BEGIN SUPPLIED ENTRIES

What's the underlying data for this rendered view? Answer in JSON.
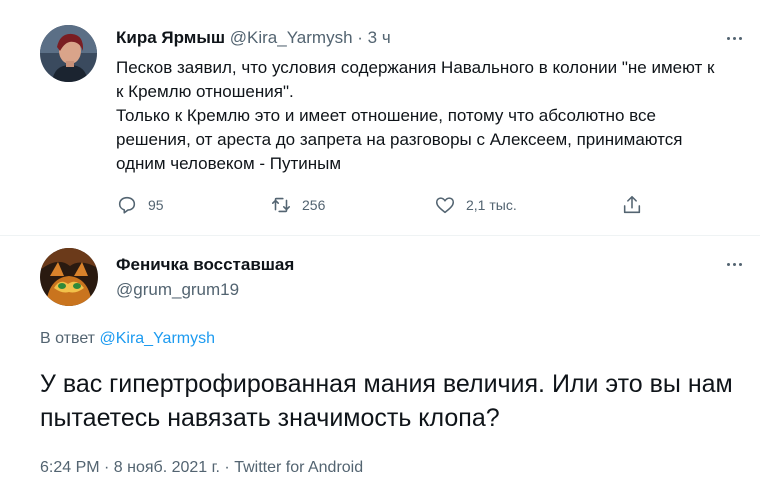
{
  "tweet": {
    "author_name": "Кира Ярмыш",
    "author_handle": "@Kira_Yarmysh",
    "separator": "·",
    "time": "3 ч",
    "text_lines": [
      "Песков заявил, что условия содержания Навального в колонии \"не имеют к к Кремлю отношения\".",
      "Только к Кремлю это и имеет отношение, потому что абсолютно все решения, от ареста до запрета на разговоры с Алексеем, принимаются одним человеком - Путиным"
    ],
    "stats": {
      "replies": "95",
      "retweets": "256",
      "likes": "2,1 тыс."
    },
    "icons": [
      "reply-icon",
      "retweet-icon",
      "like-icon",
      "share-icon",
      "more-icon"
    ]
  },
  "reply": {
    "author_name": "Феничка восставшая",
    "author_handle": "@grum_grum19",
    "reply_prefix": "В ответ",
    "reply_mention": "@Kira_Yarmysh",
    "text": "У вас гипертрофированная мания величия. Или это вы нам пытаетесь навязать значимость клопа?",
    "meta": "6:24 PM · 8 нояб. 2021 г. · Twitter for Android"
  },
  "colors": {
    "text": "#0f1419",
    "secondary": "#536471",
    "link": "#1d9bf0",
    "divider": "#eff3f4"
  }
}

END SUPPLIED ENTRIES

PROBLEM TO SOLVE: Every record must be copied exactly, with the pictures left out.

SOLUTION FOR THIS TASK:
What's the underlying data for this rendered view? Answer in JSON.
{
  "tweet": {
    "author_name": "Кира Ярмыш",
    "author_handle": "@Kira_Yarmysh",
    "separator": "·",
    "time": "3 ч",
    "text_lines": [
      "Песков заявил, что условия содержания Навального в колонии \"не имеют к к Кремлю отношения\".",
      "Только к Кремлю это и имеет отношение, потому что абсолютно все решения, от ареста до запрета на разговоры с Алексеем, принимаются одним человеком - Путиным"
    ],
    "stats": {
      "replies": "95",
      "retweets": "256",
      "likes": "2,1 тыс."
    },
    "icons": [
      "reply-icon",
      "retweet-icon",
      "like-icon",
      "share-icon",
      "more-icon"
    ]
  },
  "reply": {
    "author_name": "Феничка восставшая",
    "author_handle": "@grum_grum19",
    "reply_prefix": "В ответ",
    "reply_mention": "@Kira_Yarmysh",
    "text": "У вас гипертрофированная мания величия. Или это вы нам пытаетесь навязать значимость клопа?",
    "meta": "6:24 PM · 8 нояб. 2021 г. · Twitter for Android"
  },
  "colors": {
    "text": "#0f1419",
    "secondary": "#536471",
    "link": "#1d9bf0",
    "divider": "#eff3f4"
  }
}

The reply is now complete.